■ Written request
Copy each line where the word "text" occurs.

* BEGIN Records supplied *

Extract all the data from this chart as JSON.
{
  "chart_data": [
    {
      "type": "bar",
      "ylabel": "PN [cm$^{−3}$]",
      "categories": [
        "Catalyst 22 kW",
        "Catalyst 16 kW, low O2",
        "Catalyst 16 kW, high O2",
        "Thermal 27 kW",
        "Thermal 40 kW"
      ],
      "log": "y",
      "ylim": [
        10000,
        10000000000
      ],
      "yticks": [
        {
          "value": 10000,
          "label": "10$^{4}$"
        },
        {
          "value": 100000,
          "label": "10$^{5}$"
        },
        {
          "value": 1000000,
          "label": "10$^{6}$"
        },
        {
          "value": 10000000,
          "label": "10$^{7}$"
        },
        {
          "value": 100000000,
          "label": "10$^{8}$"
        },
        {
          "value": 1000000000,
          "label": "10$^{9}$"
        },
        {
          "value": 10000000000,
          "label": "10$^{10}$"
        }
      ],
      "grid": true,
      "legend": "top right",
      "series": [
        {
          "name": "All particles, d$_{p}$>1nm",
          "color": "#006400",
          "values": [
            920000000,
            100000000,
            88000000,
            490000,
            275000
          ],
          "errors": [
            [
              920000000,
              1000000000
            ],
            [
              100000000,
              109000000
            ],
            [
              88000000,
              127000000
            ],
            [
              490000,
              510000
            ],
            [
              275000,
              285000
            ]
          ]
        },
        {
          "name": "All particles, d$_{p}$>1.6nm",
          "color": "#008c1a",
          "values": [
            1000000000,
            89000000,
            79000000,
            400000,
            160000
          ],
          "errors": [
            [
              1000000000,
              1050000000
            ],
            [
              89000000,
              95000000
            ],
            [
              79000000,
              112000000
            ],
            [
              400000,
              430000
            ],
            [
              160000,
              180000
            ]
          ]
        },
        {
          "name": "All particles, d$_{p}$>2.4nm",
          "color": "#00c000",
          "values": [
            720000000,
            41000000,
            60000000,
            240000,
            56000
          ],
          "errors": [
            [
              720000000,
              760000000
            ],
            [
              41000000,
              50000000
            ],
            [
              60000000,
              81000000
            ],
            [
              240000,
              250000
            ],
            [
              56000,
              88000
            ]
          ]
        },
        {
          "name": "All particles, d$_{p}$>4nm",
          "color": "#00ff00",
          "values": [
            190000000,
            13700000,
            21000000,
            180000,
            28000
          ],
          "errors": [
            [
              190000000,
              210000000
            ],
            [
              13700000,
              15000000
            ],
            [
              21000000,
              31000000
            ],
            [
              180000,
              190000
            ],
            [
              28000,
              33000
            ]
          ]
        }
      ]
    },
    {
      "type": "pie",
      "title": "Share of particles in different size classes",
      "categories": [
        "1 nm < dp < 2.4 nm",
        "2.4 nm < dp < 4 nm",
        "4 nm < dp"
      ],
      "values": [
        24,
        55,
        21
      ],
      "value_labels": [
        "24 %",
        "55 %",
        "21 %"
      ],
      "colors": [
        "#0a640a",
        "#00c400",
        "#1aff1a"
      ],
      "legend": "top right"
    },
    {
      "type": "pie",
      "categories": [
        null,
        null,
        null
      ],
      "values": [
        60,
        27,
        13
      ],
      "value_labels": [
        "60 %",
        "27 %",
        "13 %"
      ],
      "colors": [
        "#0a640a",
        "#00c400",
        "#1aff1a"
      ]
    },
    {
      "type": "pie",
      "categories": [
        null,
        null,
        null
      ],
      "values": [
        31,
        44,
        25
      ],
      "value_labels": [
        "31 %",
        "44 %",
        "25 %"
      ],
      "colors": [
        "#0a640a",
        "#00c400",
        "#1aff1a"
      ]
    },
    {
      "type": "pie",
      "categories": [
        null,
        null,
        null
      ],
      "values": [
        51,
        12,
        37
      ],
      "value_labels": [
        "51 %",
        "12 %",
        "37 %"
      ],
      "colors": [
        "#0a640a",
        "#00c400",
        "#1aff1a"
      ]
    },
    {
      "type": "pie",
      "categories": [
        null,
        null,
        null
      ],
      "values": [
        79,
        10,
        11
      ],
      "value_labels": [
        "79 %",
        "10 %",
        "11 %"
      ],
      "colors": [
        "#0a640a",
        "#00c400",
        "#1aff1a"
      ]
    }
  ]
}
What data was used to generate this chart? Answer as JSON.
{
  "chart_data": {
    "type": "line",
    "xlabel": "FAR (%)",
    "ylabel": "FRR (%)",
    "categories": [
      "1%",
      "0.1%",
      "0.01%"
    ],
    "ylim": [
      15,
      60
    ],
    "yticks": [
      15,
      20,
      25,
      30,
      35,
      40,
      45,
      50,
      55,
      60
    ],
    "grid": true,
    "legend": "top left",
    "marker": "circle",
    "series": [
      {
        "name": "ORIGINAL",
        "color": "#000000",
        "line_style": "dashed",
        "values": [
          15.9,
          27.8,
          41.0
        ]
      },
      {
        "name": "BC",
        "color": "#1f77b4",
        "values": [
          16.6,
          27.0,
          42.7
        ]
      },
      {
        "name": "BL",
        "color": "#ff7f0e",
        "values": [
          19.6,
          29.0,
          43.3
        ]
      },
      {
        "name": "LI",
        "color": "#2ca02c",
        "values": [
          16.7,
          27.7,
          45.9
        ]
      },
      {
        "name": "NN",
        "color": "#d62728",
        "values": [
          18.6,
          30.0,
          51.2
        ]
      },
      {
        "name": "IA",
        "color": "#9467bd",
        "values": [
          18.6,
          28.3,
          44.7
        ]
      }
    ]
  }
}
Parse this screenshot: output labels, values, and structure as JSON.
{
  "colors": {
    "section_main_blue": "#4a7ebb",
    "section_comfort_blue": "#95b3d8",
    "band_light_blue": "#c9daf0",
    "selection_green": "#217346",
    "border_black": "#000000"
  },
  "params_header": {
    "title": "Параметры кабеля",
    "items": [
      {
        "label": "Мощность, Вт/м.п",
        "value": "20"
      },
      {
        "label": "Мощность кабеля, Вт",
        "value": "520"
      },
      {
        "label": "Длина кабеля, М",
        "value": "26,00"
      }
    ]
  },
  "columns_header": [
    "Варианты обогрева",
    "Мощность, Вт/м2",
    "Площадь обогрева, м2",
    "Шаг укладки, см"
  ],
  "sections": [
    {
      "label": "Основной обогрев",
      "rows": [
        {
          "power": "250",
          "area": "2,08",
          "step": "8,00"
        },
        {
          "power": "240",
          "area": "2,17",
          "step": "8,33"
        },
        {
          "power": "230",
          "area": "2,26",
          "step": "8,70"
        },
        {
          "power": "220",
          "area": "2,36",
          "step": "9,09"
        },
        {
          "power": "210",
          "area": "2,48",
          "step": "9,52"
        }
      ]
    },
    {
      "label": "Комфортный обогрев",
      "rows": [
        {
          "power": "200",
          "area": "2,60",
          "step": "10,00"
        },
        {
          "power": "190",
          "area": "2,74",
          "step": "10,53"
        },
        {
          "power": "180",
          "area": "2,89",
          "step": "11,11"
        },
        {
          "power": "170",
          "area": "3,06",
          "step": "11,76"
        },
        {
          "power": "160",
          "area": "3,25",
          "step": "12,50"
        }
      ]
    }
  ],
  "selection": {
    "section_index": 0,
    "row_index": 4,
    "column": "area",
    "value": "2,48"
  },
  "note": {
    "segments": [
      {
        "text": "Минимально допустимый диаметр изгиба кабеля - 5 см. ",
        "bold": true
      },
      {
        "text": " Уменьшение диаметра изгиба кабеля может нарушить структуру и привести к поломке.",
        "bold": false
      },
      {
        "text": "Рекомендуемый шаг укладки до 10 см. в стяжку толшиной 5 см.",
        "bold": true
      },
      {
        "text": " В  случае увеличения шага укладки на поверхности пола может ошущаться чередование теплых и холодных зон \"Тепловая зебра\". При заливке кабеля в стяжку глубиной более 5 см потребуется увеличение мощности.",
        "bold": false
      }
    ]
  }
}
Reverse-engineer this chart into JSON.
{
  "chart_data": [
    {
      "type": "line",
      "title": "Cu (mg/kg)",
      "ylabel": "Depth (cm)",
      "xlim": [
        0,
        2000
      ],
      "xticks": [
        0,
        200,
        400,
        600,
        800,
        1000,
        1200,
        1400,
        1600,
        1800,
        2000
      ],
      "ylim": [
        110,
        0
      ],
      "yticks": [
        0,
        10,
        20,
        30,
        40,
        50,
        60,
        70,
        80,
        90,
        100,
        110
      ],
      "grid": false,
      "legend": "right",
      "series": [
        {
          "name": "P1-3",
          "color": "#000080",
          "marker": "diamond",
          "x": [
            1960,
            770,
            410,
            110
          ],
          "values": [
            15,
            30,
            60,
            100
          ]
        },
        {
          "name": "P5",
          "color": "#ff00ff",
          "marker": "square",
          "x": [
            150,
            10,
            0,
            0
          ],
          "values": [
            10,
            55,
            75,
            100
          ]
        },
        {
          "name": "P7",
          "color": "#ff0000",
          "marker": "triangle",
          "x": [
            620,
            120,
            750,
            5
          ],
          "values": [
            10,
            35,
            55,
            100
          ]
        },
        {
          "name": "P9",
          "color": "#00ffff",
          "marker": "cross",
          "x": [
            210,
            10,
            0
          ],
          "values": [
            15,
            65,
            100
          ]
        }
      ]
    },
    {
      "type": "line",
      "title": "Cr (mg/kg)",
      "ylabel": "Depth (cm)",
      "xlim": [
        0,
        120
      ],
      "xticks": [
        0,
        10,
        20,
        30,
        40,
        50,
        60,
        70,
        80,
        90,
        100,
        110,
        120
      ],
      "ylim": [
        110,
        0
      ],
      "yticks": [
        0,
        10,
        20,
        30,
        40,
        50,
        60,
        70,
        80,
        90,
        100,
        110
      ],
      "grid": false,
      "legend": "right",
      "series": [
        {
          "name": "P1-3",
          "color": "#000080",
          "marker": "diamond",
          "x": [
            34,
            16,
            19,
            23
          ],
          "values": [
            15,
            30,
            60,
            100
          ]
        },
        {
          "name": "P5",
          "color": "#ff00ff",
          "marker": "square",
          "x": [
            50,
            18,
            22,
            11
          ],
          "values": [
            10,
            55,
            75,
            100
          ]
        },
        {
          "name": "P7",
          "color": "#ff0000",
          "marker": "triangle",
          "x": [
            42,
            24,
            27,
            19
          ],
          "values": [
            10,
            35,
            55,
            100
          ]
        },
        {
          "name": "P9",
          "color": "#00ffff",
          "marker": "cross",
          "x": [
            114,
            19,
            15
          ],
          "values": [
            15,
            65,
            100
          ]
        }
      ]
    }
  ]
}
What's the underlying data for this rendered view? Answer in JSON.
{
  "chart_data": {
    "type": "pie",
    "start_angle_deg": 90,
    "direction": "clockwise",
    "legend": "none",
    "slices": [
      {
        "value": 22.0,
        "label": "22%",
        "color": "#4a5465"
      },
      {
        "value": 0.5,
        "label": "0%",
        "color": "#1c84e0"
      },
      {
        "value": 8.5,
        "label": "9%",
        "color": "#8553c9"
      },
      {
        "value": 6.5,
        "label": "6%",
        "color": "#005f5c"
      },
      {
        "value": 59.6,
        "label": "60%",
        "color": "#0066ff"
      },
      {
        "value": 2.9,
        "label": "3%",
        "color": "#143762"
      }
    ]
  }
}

* END Records supplied *

■ Solved problem
        "text": "Минимально допустимый диаметр изгиба кабеля - 5 см. ",
        "text": " Уменьшение диаметра изгиба кабеля может нарушить структуру и привести к поломке.",
        "text": "Рекомендуемый шаг укладки до 10 см. в стяжку толшиной 5 см.",
        "text": " В  случае увеличения шага укладки на поверхности пола может ошущаться чередование теплых и холодных зон \"Тепловая зебра\". При заливке кабеля в стяжку глубиной более 5 см потребуется увеличение мощности.",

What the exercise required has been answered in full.